(Records about charts and figures)

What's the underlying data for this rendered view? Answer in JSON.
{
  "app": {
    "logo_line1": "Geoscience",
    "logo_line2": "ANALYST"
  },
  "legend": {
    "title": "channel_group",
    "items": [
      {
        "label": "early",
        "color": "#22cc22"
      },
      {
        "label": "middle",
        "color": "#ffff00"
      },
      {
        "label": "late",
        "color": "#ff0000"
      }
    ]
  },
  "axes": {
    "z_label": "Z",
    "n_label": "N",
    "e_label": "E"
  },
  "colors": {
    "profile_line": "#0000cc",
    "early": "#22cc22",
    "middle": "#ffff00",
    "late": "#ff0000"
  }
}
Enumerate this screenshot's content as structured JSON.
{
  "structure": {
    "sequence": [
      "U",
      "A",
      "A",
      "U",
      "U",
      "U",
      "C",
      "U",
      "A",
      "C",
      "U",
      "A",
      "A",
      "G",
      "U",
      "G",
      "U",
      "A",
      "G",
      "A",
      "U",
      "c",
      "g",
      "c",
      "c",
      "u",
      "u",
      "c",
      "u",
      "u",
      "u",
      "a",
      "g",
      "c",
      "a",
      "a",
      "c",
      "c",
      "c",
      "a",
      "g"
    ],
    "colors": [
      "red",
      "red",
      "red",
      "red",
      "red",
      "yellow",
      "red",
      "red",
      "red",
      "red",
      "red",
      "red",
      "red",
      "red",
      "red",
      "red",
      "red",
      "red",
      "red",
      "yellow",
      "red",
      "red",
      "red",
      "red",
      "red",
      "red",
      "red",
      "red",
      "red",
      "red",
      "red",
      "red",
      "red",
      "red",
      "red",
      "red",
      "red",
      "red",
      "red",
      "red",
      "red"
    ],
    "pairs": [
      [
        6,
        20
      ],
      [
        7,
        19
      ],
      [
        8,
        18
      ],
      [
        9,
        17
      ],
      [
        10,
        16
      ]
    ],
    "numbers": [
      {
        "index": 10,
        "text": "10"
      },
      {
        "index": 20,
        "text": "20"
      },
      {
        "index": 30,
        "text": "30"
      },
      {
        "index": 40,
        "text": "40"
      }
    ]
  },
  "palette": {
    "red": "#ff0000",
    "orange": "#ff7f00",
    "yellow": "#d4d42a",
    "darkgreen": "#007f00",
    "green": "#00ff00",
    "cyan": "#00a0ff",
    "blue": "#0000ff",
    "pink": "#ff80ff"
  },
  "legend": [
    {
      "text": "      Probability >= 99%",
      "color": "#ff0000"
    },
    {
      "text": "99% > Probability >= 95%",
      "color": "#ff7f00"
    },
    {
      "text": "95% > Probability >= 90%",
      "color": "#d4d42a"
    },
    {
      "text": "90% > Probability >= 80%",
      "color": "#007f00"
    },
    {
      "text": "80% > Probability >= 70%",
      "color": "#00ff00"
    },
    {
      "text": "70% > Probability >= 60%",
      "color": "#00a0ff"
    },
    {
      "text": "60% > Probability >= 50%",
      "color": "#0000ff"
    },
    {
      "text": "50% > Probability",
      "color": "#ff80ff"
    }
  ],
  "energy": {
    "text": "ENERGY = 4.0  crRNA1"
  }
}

• _Aim of the task_: Retype the records that precede this task, keeping them exactly the same.

• _Full response_:
What's the underlying data for this rendered view? Answer in JSON.
{
  "app": {
    "logo_line1": "Geoscience",
    "logo_line2": "ANALYST"
  },
  "legend": {
    "title": "channel_group",
    "items": [
      {
        "label": "early",
        "color": "#22cc22"
      },
      {
        "label": "middle",
        "color": "#ffff00"
      },
      {
        "label": "late",
        "color": "#ff0000"
      }
    ]
  },
  "axes": {
    "z_label": "Z",
    "n_label": "N",
    "e_label": "E"
  },
  "colors": {
    "profile_line": "#0000cc",
    "early": "#22cc22",
    "middle": "#ffff00",
    "late": "#ff0000"
  }
}
Enumerate this screenshot's content as structured JSON.
{
  "structure": {
    "sequence": [
      "U",
      "A",
      "A",
      "U",
      "U",
      "U",
      "C",
      "U",
      "A",
      "C",
      "U",
      "A",
      "A",
      "G",
      "U",
      "G",
      "U",
      "A",
      "G",
      "A",
      "U",
      "c",
      "g",
      "c",
      "c",
      "u",
      "u",
      "c",
      "u",
      "u",
      "u",
      "a",
      "g",
      "c",
      "a",
      "a",
      "c",
      "c",
      "c",
      "a",
      "g"
    ],
    "colors": [
      "red",
      "red",
      "red",
      "red",
      "red",
      "yellow",
      "red",
      "red",
      "red",
      "red",
      "red",
      "red",
      "red",
      "red",
      "red",
      "red",
      "red",
      "red",
      "red",
      "yellow",
      "red",
      "red",
      "red",
      "red",
      "red",
      "red",
      "red",
      "red",
      "red",
      "red",
      "red",
      "red",
      "red",
      "red",
      "red",
      "red",
      "red",
      "red",
      "red",
      "red",
      "red"
    ],
    "pairs": [
      [
        6,
        20
      ],
      [
        7,
        19
      ],
      [
        8,
        18
      ],
      [
        9,
        17
      ],
      [
        10,
        16
      ]
    ],
    "numbers": [
      {
        "index": 10,
        "text": "10"
      },
      {
        "index": 20,
        "text": "20"
      },
      {
        "index": 30,
        "text": "30"
      },
      {
        "index": 40,
        "text": "40"
      }
    ]
  },
  "palette": {
    "red": "#ff0000",
    "orange": "#ff7f00",
    "yellow": "#d4d42a",
    "darkgreen": "#007f00",
    "green": "#00ff00",
    "cyan": "#00a0ff",
    "blue": "#0000ff",
    "pink": "#ff80ff"
  },
  "legend": [
    {
      "text": "      Probability >= 99%",
      "color": "#ff0000"
    },
    {
      "text": "99% > Probability >= 95%",
      "color": "#ff7f00"
    },
    {
      "text": "95% > Probability >= 90%",
      "color": "#d4d42a"
    },
    {
      "text": "90% > Probability >= 80%",
      "color": "#007f00"
    },
    {
      "text": "80% > Probability >= 70%",
      "color": "#00ff00"
    },
    {
      "text": "70% > Probability >= 60%",
      "color": "#00a0ff"
    },
    {
      "text": "60% > Probability >= 50%",
      "color": "#0000ff"
    },
    {
      "text": "50% > Probability",
      "color": "#ff80ff"
    }
  ],
  "energy": {
    "text": "ENERGY = 4.0  crRNA1"
  }
}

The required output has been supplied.